*Given exercise*.
For each line in the data below that holds "true", return a copy.

# Start of Given records

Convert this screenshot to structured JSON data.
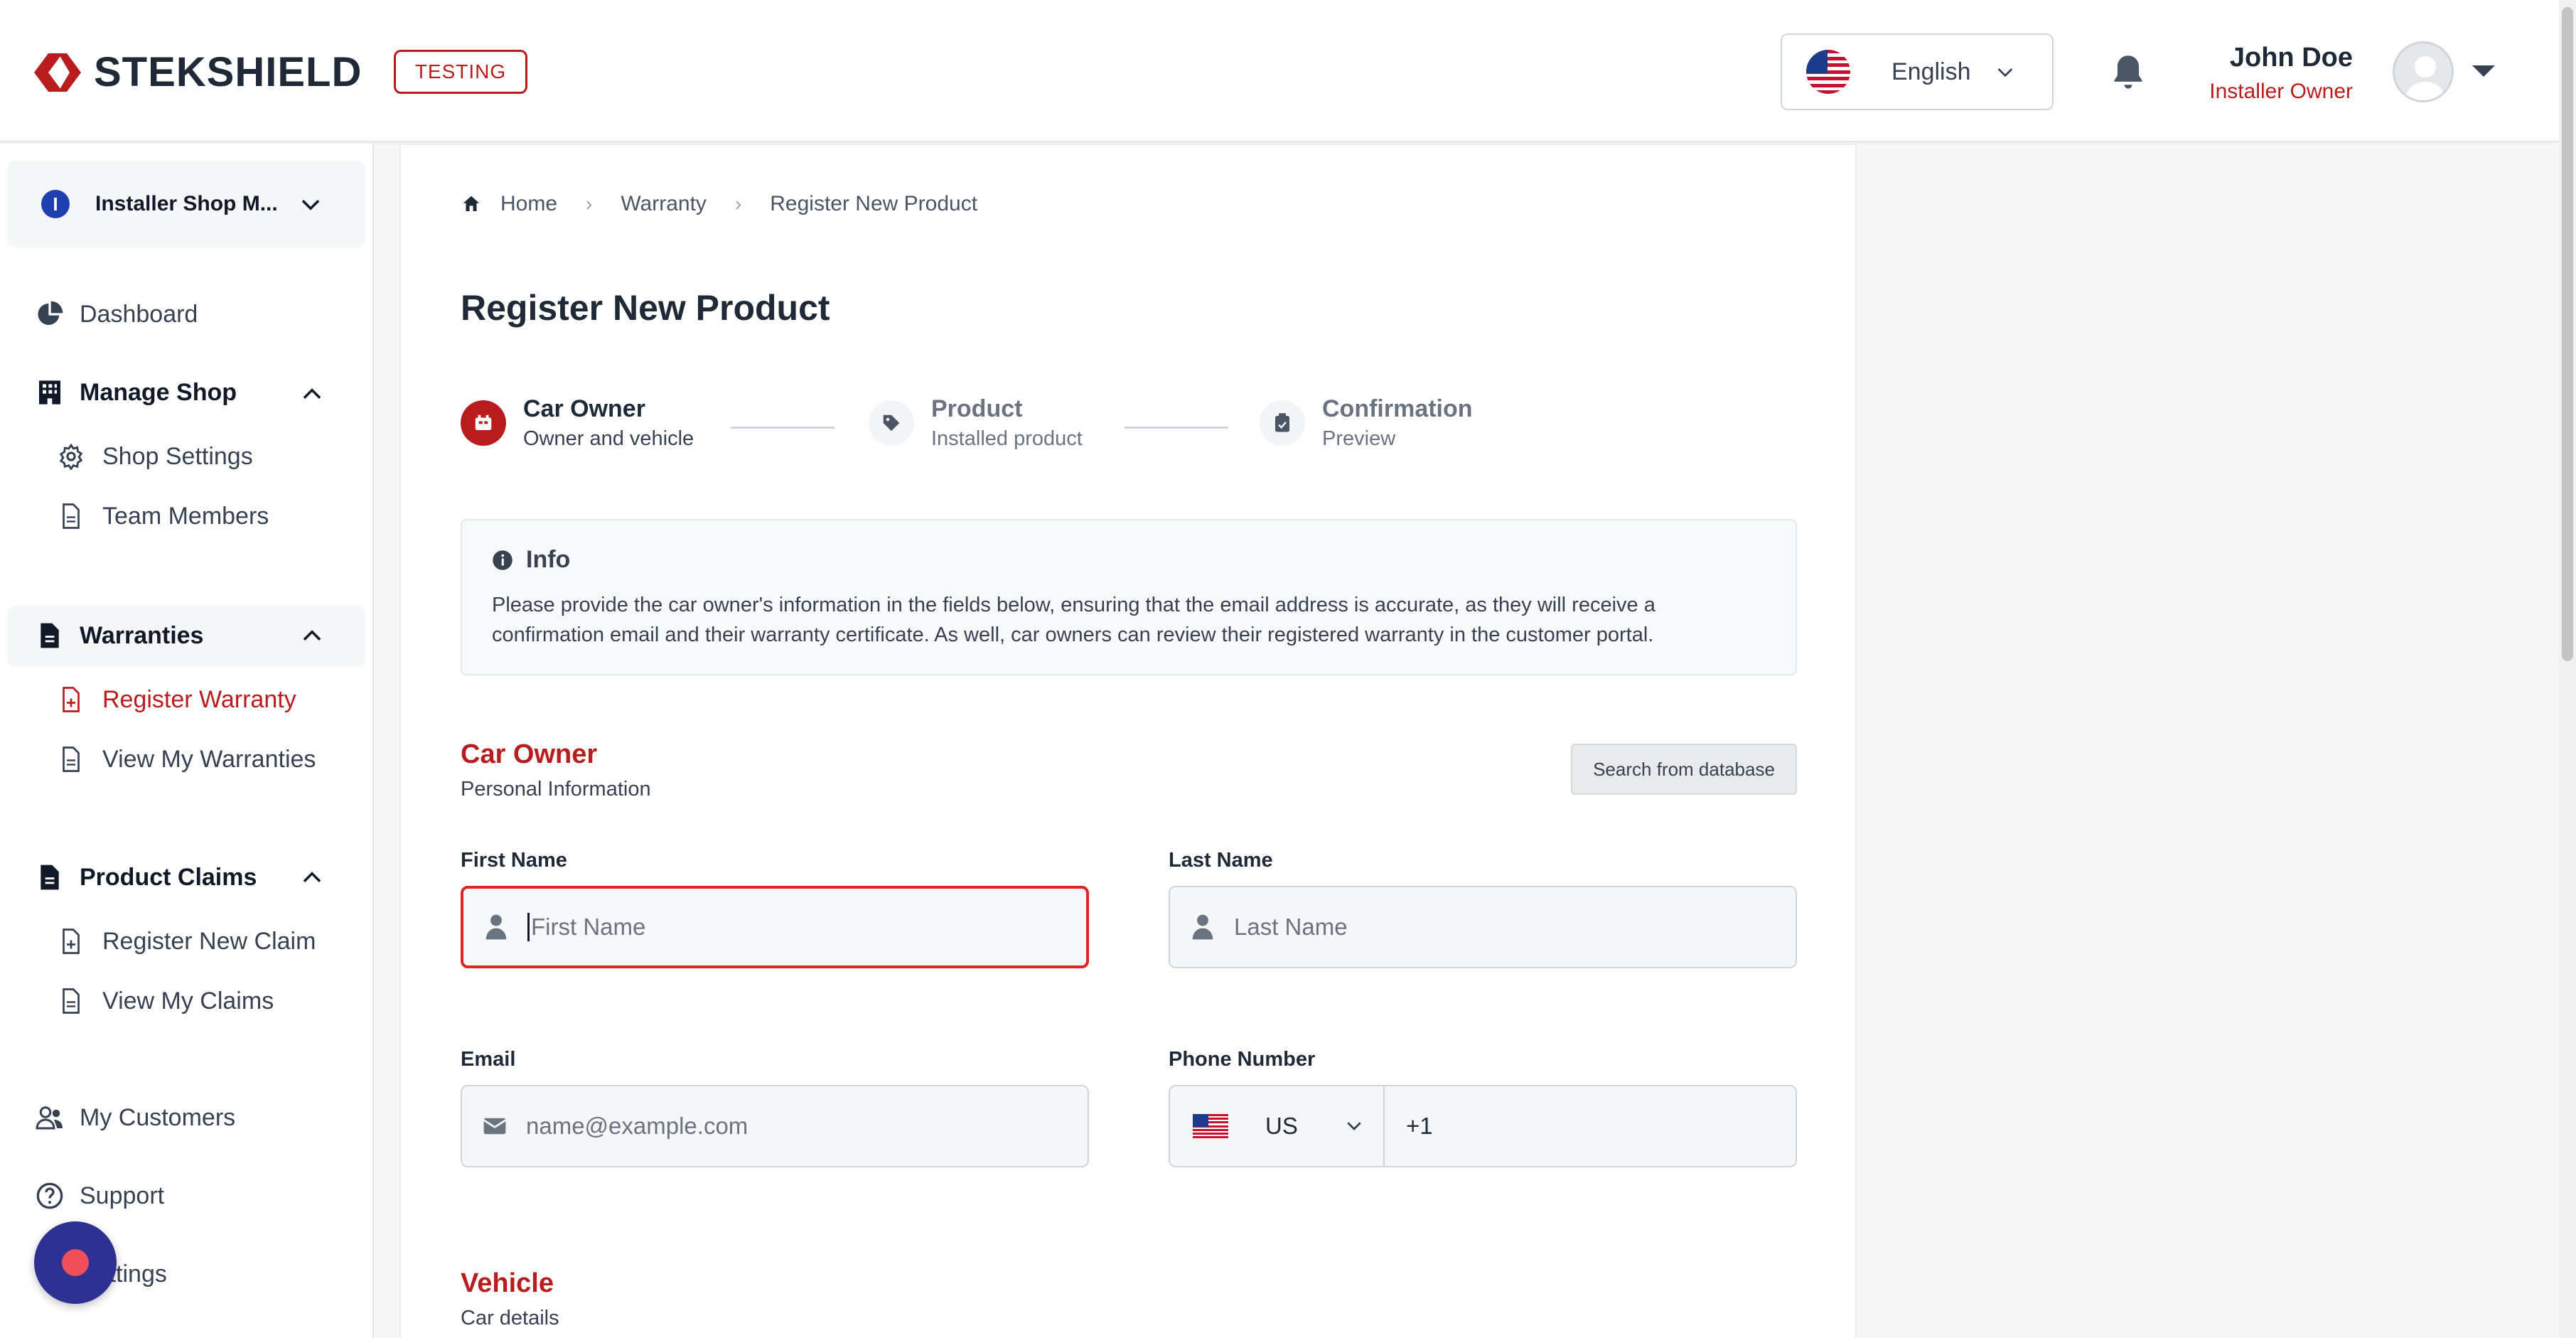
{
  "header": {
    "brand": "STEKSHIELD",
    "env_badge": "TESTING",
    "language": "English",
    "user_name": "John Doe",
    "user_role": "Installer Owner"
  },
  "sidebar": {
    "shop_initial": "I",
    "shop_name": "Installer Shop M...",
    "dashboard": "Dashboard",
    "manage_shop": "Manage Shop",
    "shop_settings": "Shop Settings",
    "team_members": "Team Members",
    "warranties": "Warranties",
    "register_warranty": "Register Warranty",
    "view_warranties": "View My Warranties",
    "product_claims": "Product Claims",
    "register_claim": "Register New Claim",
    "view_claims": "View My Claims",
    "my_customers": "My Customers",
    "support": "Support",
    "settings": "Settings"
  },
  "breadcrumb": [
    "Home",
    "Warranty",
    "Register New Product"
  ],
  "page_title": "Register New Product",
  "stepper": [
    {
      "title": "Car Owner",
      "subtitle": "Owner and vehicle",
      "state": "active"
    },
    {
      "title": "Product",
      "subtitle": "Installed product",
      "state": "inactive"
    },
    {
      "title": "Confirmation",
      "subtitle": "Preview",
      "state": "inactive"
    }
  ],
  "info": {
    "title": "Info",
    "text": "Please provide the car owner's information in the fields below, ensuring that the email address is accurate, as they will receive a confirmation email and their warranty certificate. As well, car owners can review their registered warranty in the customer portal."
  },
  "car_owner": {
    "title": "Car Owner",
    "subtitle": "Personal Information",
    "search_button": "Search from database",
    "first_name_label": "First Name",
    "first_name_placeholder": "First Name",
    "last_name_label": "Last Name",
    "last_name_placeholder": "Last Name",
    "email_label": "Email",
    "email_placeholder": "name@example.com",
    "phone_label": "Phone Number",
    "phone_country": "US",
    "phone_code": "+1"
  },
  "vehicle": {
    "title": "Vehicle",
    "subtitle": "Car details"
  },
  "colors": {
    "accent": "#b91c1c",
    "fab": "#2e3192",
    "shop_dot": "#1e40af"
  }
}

# End of Given records
# Start of Given records

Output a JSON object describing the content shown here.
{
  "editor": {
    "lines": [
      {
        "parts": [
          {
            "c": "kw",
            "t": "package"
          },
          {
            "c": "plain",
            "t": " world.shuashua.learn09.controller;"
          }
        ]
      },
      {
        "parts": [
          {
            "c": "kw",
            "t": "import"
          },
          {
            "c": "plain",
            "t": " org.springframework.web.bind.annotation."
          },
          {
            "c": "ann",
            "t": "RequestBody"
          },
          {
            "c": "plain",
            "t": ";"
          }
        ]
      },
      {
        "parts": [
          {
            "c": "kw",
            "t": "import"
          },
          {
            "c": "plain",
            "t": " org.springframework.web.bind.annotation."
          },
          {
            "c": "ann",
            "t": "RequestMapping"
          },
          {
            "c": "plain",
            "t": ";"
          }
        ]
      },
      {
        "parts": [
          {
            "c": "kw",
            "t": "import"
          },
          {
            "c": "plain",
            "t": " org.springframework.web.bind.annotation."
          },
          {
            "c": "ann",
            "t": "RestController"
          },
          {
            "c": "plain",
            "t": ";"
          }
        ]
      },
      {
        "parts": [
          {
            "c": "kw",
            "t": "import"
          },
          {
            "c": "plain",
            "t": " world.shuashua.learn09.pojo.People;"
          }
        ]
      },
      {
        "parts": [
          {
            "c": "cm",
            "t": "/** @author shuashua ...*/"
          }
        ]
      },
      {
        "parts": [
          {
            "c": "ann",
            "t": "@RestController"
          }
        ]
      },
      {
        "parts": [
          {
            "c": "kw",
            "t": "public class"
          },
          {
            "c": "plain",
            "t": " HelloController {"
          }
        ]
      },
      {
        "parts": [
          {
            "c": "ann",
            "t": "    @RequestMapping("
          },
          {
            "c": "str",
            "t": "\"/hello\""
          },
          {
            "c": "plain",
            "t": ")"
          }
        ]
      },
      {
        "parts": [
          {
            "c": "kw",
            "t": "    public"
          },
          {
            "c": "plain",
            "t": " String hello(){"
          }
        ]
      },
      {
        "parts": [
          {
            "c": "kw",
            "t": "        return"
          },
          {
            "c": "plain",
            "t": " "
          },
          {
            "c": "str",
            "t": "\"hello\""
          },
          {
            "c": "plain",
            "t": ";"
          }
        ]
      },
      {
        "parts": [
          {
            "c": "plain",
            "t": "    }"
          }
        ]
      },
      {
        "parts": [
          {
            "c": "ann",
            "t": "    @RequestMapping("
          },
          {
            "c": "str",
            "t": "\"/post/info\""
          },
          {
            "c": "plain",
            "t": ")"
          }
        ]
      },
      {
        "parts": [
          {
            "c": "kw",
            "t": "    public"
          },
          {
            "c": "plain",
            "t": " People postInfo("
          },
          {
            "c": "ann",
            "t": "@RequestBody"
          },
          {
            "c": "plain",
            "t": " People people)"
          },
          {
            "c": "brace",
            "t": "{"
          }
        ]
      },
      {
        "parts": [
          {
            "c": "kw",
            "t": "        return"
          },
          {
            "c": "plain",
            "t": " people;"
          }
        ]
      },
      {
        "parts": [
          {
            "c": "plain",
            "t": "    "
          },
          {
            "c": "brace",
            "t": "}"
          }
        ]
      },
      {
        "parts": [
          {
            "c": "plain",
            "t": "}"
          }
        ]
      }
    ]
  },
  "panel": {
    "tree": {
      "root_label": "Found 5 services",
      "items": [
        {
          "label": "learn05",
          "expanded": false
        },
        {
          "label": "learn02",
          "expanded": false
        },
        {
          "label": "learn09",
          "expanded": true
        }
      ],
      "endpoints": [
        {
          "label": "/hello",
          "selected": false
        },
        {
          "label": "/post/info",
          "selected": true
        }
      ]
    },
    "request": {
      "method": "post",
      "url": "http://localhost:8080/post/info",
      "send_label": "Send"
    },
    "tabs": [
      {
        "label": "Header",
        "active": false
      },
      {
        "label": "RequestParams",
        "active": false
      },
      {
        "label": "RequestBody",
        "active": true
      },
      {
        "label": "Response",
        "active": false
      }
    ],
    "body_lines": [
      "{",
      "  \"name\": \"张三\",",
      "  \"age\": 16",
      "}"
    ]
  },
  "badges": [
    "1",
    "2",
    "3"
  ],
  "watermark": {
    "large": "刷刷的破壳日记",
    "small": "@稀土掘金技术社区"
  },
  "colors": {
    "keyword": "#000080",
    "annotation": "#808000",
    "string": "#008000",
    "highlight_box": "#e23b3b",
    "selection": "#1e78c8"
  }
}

# End of Given records

*Full solution*.
          "expanded": true
          "selected": true
        "active": true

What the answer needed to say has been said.